Task input →

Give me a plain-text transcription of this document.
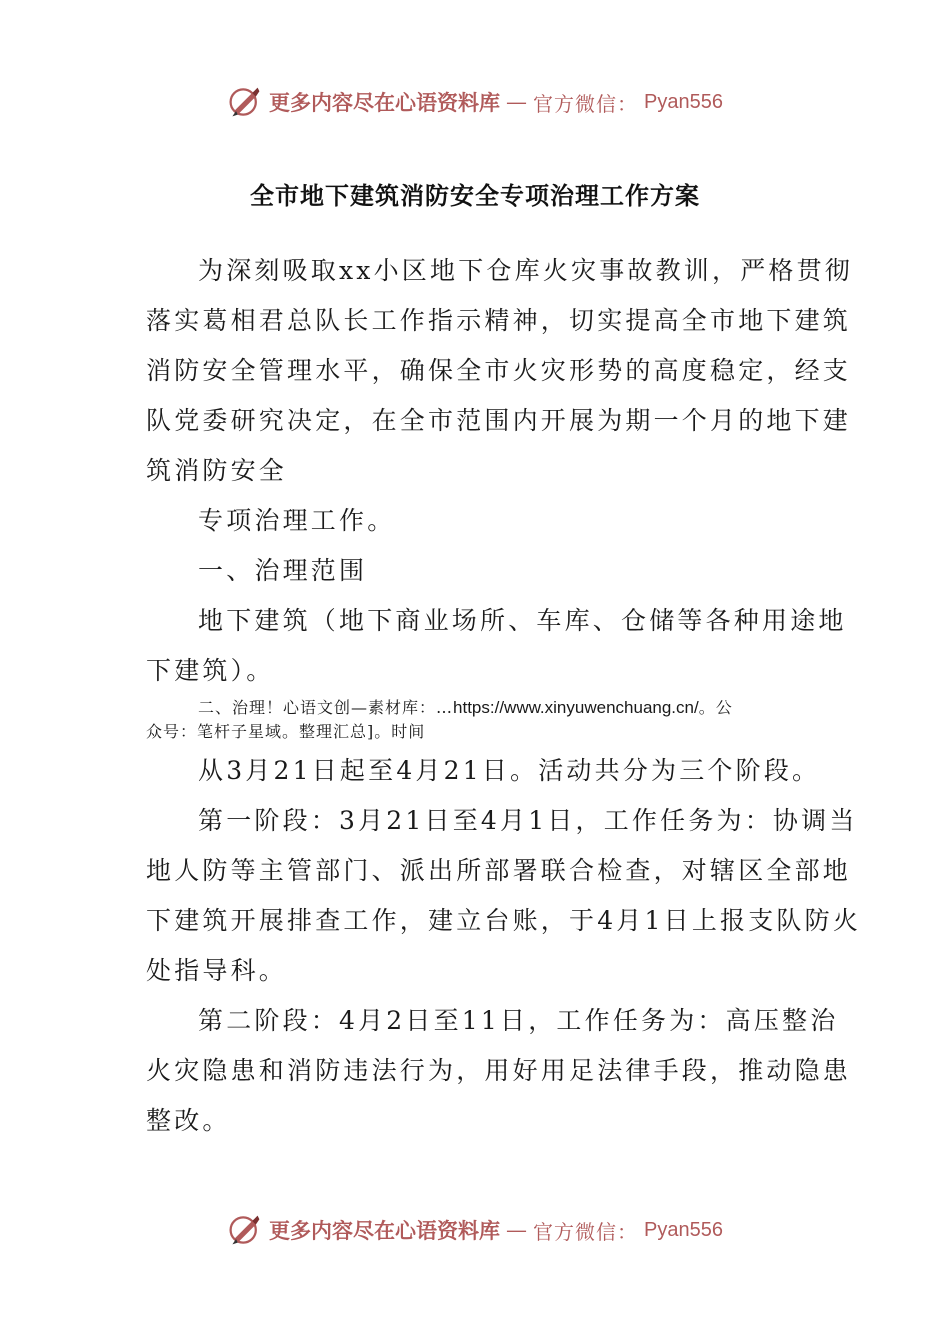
更多内容尽在心语资料库 — 官方微信： Pyan556
全市地下建筑消防安全专项治理工作方案
为深刻吸取xx小区地下仓库火灾事故教训，严格贯彻
落实葛相君总队长工作指示精神，切实提高全市地下建筑
消防安全管理水平，确保全市火灾形势的高度稳定，经支
队党委研究决定，在全市范围内开展为期一个月的地下建
筑消防安全
专项治理工作。
一、治理范围
地下建筑（地下商业场所、车库、仓储等各种用途地
下建筑）。
二、治理！心语文创—素材库：…https://www.xinyuwenchuang.cn/。公
众号：笔杆子星域。整理汇总]。时间
从3月21日起至4月21日。活动共分为三个阶段。
第一阶段：3月21日至4月1日，工作任务为：协调当
地人防等主管部门、派出所部署联合检查，对辖区全部地
下建筑开展排查工作，建立台账，于4月1日上报支队防火
处指导科。
第二阶段：4月2日至11日，工作任务为：高压整治
火灾隐患和消防违法行为，用好用足法律手段，推动隐患
整改。
更多内容尽在心语资料库 — 官方微信： Pyan556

Work required → Repeat all the records above exactly, leaving out any pictures.

Solution for this exercise →
Give me a plain-text transcription of this document.
更多内容尽在心语资料库 — 官方微信： Pyan556
全市地下建筑消防安全专项治理工作方案
为深刻吸取xx小区地下仓库火灾事故教训，严格贯彻
落实葛相君总队长工作指示精神，切实提高全市地下建筑
消防安全管理水平，确保全市火灾形势的高度稳定，经支
队党委研究决定，在全市范围内开展为期一个月的地下建
筑消防安全
专项治理工作。
一、治理范围
地下建筑（地下商业场所、车库、仓储等各种用途地
下建筑）。
二、治理！心语文创—素材库：…https://www.xinyuwenchuang.cn/。公
众号：笔杆子星域。整理汇总]。时间
从3月21日起至4月21日。活动共分为三个阶段。
第一阶段：3月21日至4月1日，工作任务为：协调当
地人防等主管部门、派出所部署联合检查，对辖区全部地
下建筑开展排查工作，建立台账，于4月1日上报支队防火
处指导科。
第二阶段：4月2日至11日，工作任务为：高压整治
火灾隐患和消防违法行为，用好用足法律手段，推动隐患
整改。
更多内容尽在心语资料库 — 官方微信： Pyan556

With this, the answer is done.